WRITTEN EXERCISE:
Copy out the listing that follows, exactly, without its pictures.

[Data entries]

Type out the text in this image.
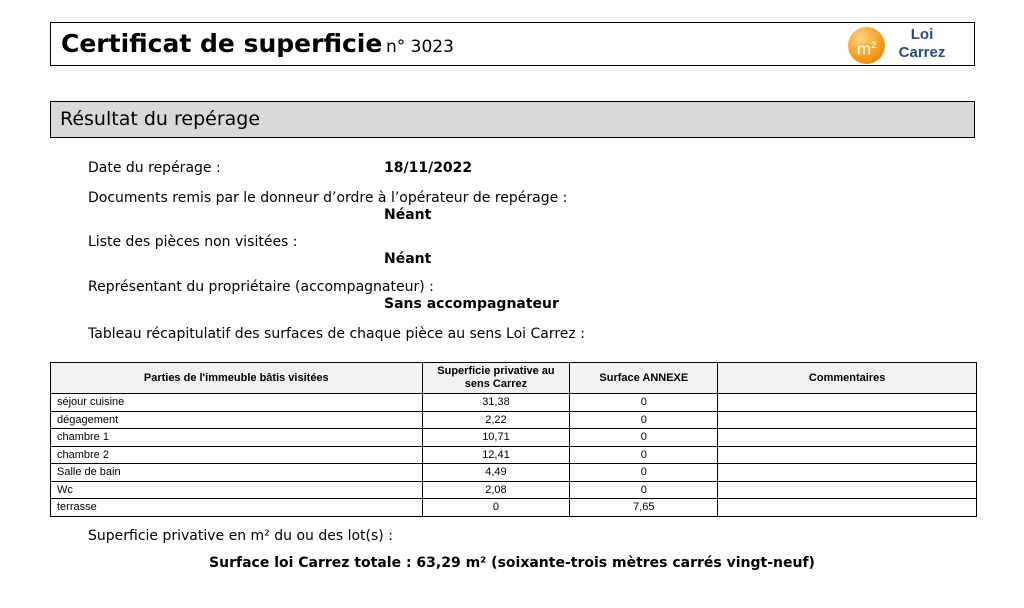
Certificat de superficie n° 3023	$m^2$
Loi
Carrez
Résultat du repérage
Date du repérage :	18/11/2022
Documents remis par le donneur d’ordre à l’opérateur de repérage :
Néant
Liste des pièces non visitées :
Néant
Représentant du propriétaire (accompagnateur) :
Sans accompagnateur
Tableau récapitulatif des surfaces de chaque pièce au sens Loi Carrez :
Parties de l'immeuble bâtis visitées	Superficie privative au sens Carrez	Surface ANNEXE	Commentaires
séjour cuisine	31,38	0	
dégagement	2,22	0	
chambre 1	10,71	0	
chambre 2	12,41	0	
Salle de bain	4,49	0	
Wc	2,08	0	
terrasse	0	7,65	
Superficie privative en m² du ou des lot(s) :
Surface loi Carrez totale : 63,29 m² (soixante-trois mètres carrés vingt-neuf)
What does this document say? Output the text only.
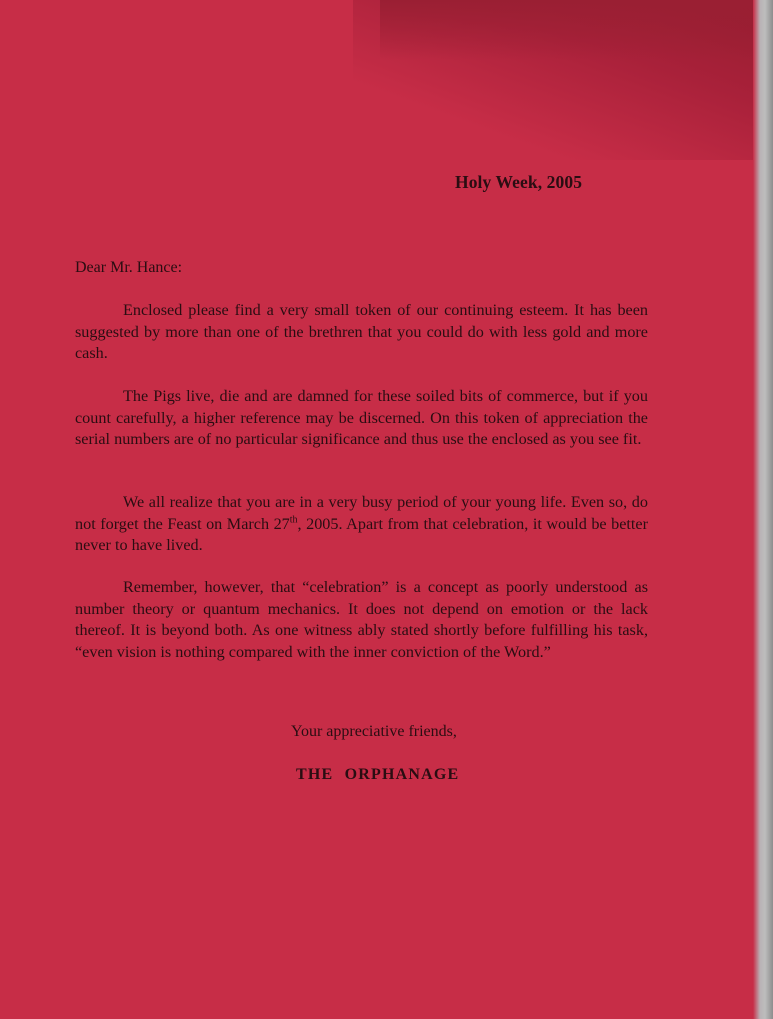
Holy Week, 2005
Dear Mr. Hance:

Enclosed please find a very small token of our continuing esteem. It has been suggested by more than one of the brethren that you could do with less gold and more cash.

The Pigs live, die and are damned for these soiled bits of commerce, but if you count carefully, a higher reference may be discerned. On this token of appreciation the serial numbers are of no particular significance and thus use the enclosed as you see fit.

We all realize that you are in a very busy period of your young life. Even so, do not forget the Feast on March 27th, 2005. Apart from that celebration, it would be better never to have lived.

Remember, however, that “celebration” is a concept as poorly understood as number theory or quantum mechanics. It does not depend on emotion or the lack thereof. It is beyond both. As one witness ably stated shortly before fulfilling his task, “even vision is nothing compared with the inner conviction of the Word.”

Your appreciative friends,
THE ORPHANAGE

OUTPUT FOR THIS EXERCISE:
Type out the text in this image.
Certificat de superficie n° 3023	$m^2$
Loi
Carrez
Résultat du repérage
Date du repérage :	18/11/2022
Documents remis par le donneur d’ordre à l’opérateur de repérage :
Néant
Liste des pièces non visitées :
Néant
Représentant du propriétaire (accompagnateur) :
Sans accompagnateur
Tableau récapitulatif des surfaces de chaque pièce au sens Loi Carrez :
Parties de l'immeuble bâtis visitées	Superficie privative au sens Carrez	Surface ANNEXE	Commentaires
séjour cuisine	31,38	0	
dégagement	2,22	0	
chambre 1	10,71	0	
chambre 2	12,41	0	
Salle de bain	4,49	0	
Wc	2,08	0	
terrasse	0	7,65	
Superficie privative en m² du ou des lot(s) :
Surface loi Carrez totale : 63,29 m² (soixante-trois mètres carrés vingt-neuf)
What does this document say? Output the text only.
Holy Week, 2005
Dear Mr. Hance:

Enclosed please find a very small token of our continuing esteem. It has been suggested by more than one of the brethren that you could do with less gold and more cash.

The Pigs live, die and are damned for these soiled bits of commerce, but if you count carefully, a higher reference may be discerned. On this token of appreciation the serial numbers are of no particular significance and thus use the enclosed as you see fit.

We all realize that you are in a very busy period of your young life. Even so, do not forget the Feast on March 27th, 2005. Apart from that celebration, it would be better never to have lived.

Remember, however, that “celebration” is a concept as poorly understood as number theory or quantum mechanics. It does not depend on emotion or the lack thereof. It is beyond both. As one witness ably stated shortly before fulfilling his task, “even vision is nothing compared with the inner conviction of the Word.”

Your appreciative friends,
THE ORPHANAGE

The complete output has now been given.